**Requirement:** Review the material line by line. Identify and copy every line that contains the string "квартиру".

**Material for the task:**
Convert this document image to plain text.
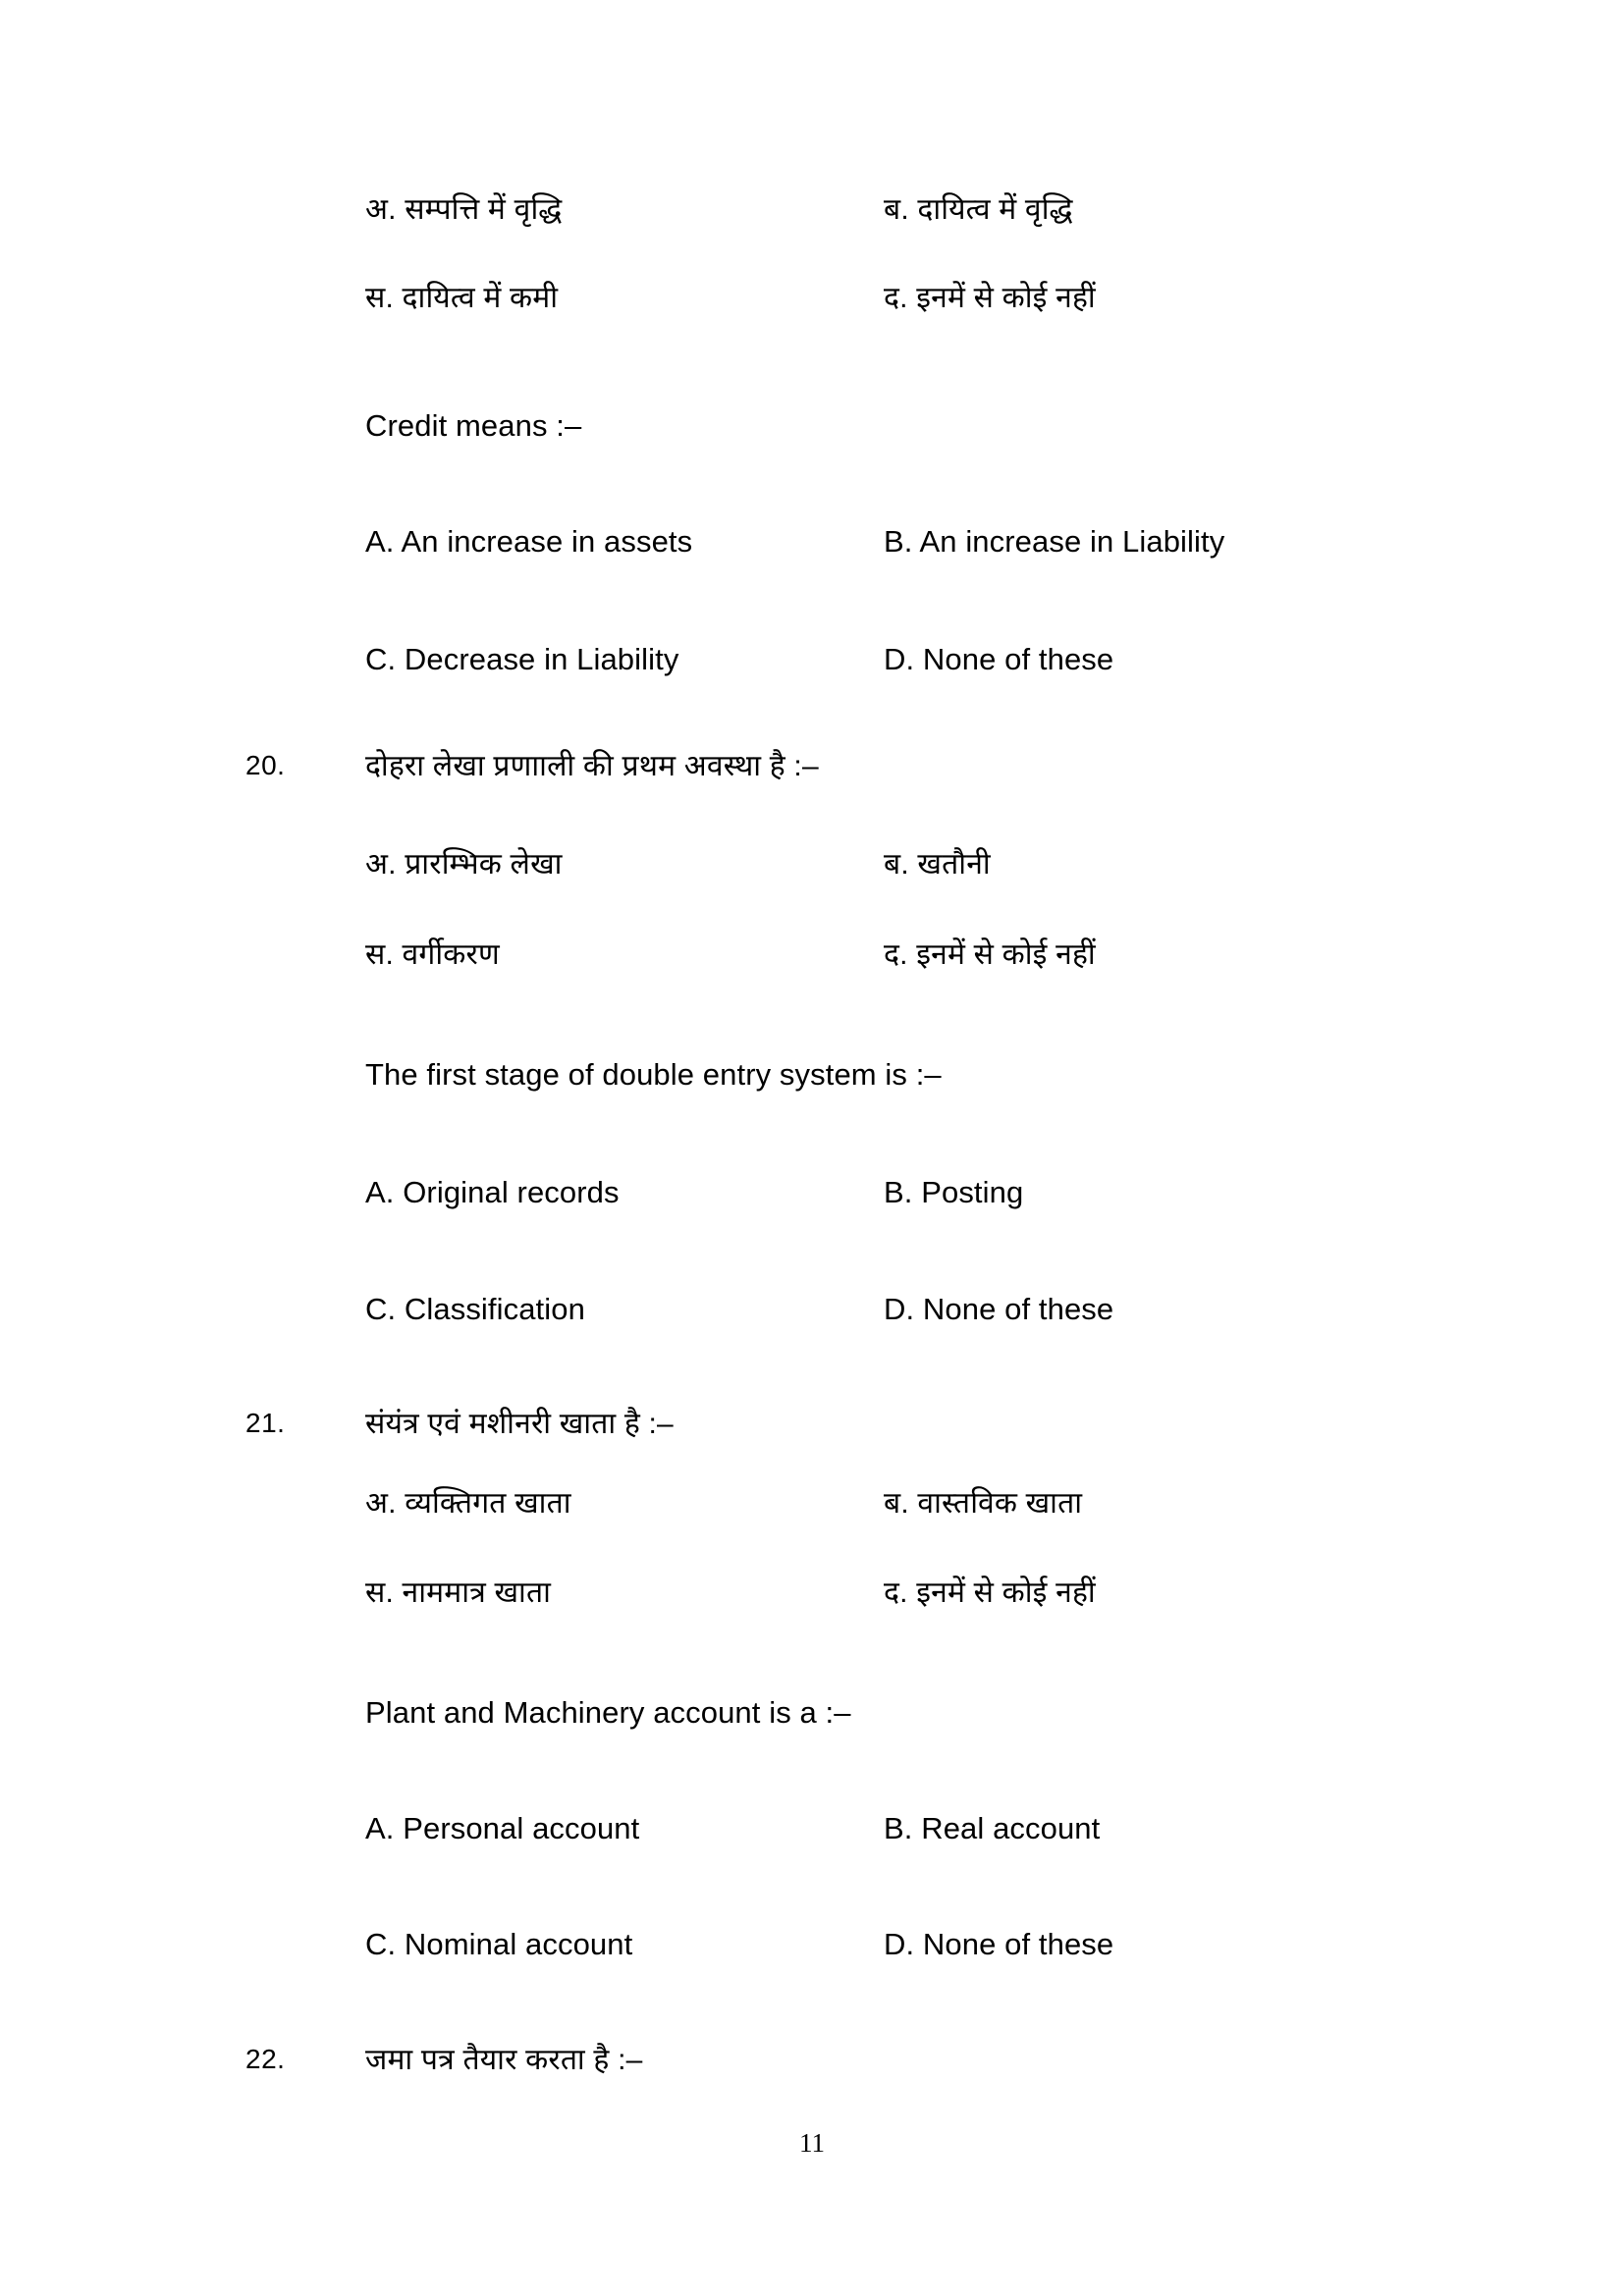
अ. सम्पत्ति में वृद्धि	ब. दायित्व में वृद्धि
स. दायित्व में कमी	द. इनमें से कोई नहीं
Credit means :–
A. An increase in assets	B. An increase in Liability
C. Decrease in Liability	D. None of these
20.	दोहरा लेखा प्रणााली की प्रथम अवस्था है :–
अ. प्रारम्भिक लेखा	ब. खतौनी
स. वर्गीकरण	द. इनमें से कोई नहीं
The first stage of double entry system is :–
A. Original records	B. Posting
C. Classification	D. None of these
21.	संयंत्र एवं मशीनरी खाता है :–
अ. व्यक्तिगत खाता	ब. वास्तविक खाता
स. नाममात्र खाता	द. इनमें से कोई नहीं
Plant and Machinery account is a :–
A. Personal account	B. Real account
C. Nominal account	D. None of these
22.	जमा पत्र तैयार करता है :–
11
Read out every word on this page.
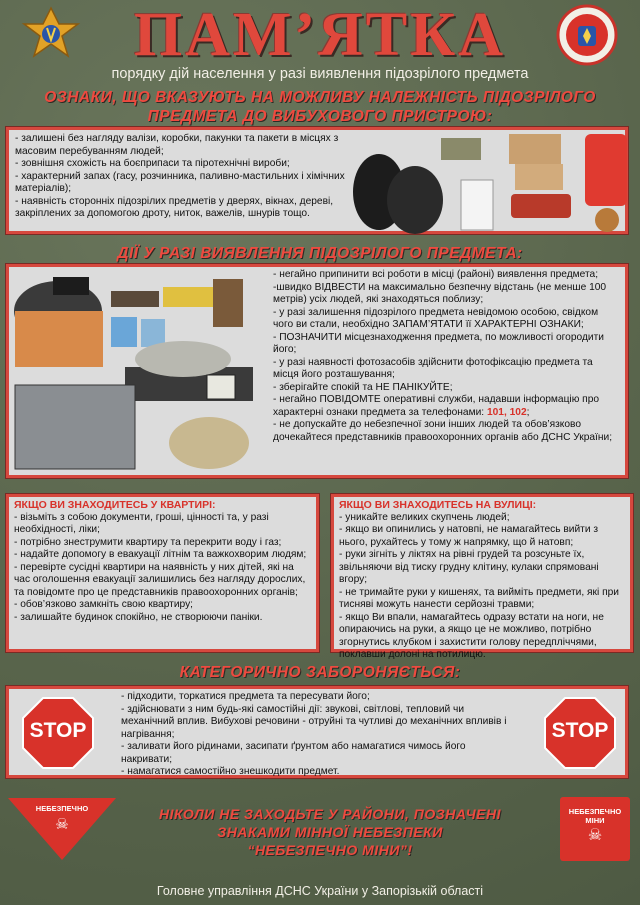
ПАМ’ЯТКА
порядку дій населення у разі виявлення підозрілого предмета
ОЗНАКИ, ЩО ВКАЗУЮТЬ НА МОЖЛИВУ НАЛЕЖНІСТЬ ПІДОЗРІЛОГО
ПРЕДМЕТА ДО ВИБУХОВОГО ПРИСТРОЮ:
- залишені без нагляду валізи, коробки, пакунки та пакети в місцях з масовим перебуванням людей;
- зовнішня схожість на боєприпаси та піротехнічні вироби;
- характерний запах (гасу, розчинника, паливно-мастильних і хімічних матеріалів);
- наявність сторонніх підозрілих предметів у дверях, вікнах, дереві, закріплених за допомогою дроту, ниток, важелів, шнурів тощо.
ДІЇ У РАЗІ ВИЯВЛЕННЯ ПІДОЗРІЛОГО ПРЕДМЕТА:
- негайно припинити всі роботи в місці (районі) виявлення предмета;
-швидко ВІДВЕСТИ на максимально безпечну відстань (не менше 100 метрів) усіх людей, які знаходяться поблизу;
- у разі залишення підозрілого предмета невідомою особою, свідком чого ви стали, необхідно ЗАПАМ’ЯТАТИ її ХАРАКТЕРНІ ОЗНАКИ;
- ПОЗНАЧИТИ місцезнаходження предмета, по можливості огородити його;
- у разі наявності фотозасобів здійснити фотофіксацію предмета та місця його розташування;
- зберігайте спокій та НЕ ПАНІКУЙТЕ;
- негайно ПОВІДОМТЕ оперативні служби, надавши інформацію про характерні ознаки предмета за телефонами: 101, 102;
- не допускайте до небезпечної зони інших людей та обов’язково дочекайтеся представників правоохоронних органів або ДСНС України;
ЯКЩО ВИ ЗНАХОДИТЕСЬ У КВАРТИРІ:
- візьміть з собою документи, гроші, цінності та, у разі необхідності, ліки;
- потрібно знеструмити квартиру та перекрити воду і газ;
- надайте допомогу в евакуації літнім та важкохворим людям;
- перевірте сусідні квартири на наявність у них дітей, які на час оголошення евакуації залишились без нагляду дорослих, та повідомте про це представників правоохоронних органів;
- обов’язково замкніть свою квартиру;
- залишайте будинок спокійно, не створюючи паніки.
ЯКЩО ВИ ЗНАХОДИТЕСЬ НА ВУЛИЦІ:
- уникайте великих скупчень людей;
- якщо ви опинились у натовпі, не намагайтесь вийти з нього, рухайтесь у тому ж напрямку, що й натовп;
- руки зігніть у ліктях на рівні грудей та розсуньте їх, звільняючи від тиску грудну клітину, кулаки спрямовані вгору;
- не тримайте руки у кишенях, та вийміть предмети, які при тисняві можуть нанести серйозні травми;
- якщо Ви впали, намагайтесь одразу встати на ноги, не опираючись на руки, а якщо це не можливо, потрібно згорнутись клубком і захистити голову передпліччями, поклавши долоні на потилицю.
КАТЕГОРИЧНО ЗАБОРОНЯЄТЬСЯ:
- підходити, торкатися предмета та пересувати його;
- здійснювати з ним будь-які самостійні дії: звукові, світлові, тепловий чи механічний вплив. Вибухові речовини - отруйні та чутливі до механічних впливів і нагрівання;
- заливати його рідинами, засипати ґрунтом або намагатися чимось його накривати;
- намагатися самостійно знешкодити предмет.
STOP	STOP
НЕБЕЗПЕЧНО
☠
НЕБЕЗПЕЧНО
МІНИ
☠
НІКОЛИ НЕ ЗАХОДЬТЕ У РАЙОНИ, ПОЗНАЧЕНІ
ЗНАКАМИ МІННОЇ НЕБЕЗПЕКИ
“НЕБЕЗПЕЧНО МІНИ”!
Головне управління ДСНС України у Запорізькій області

**Solution:**
- потрібно знеструмити квартиру та перекрити воду і газ;
- обов’язково замкніть свою квартиру;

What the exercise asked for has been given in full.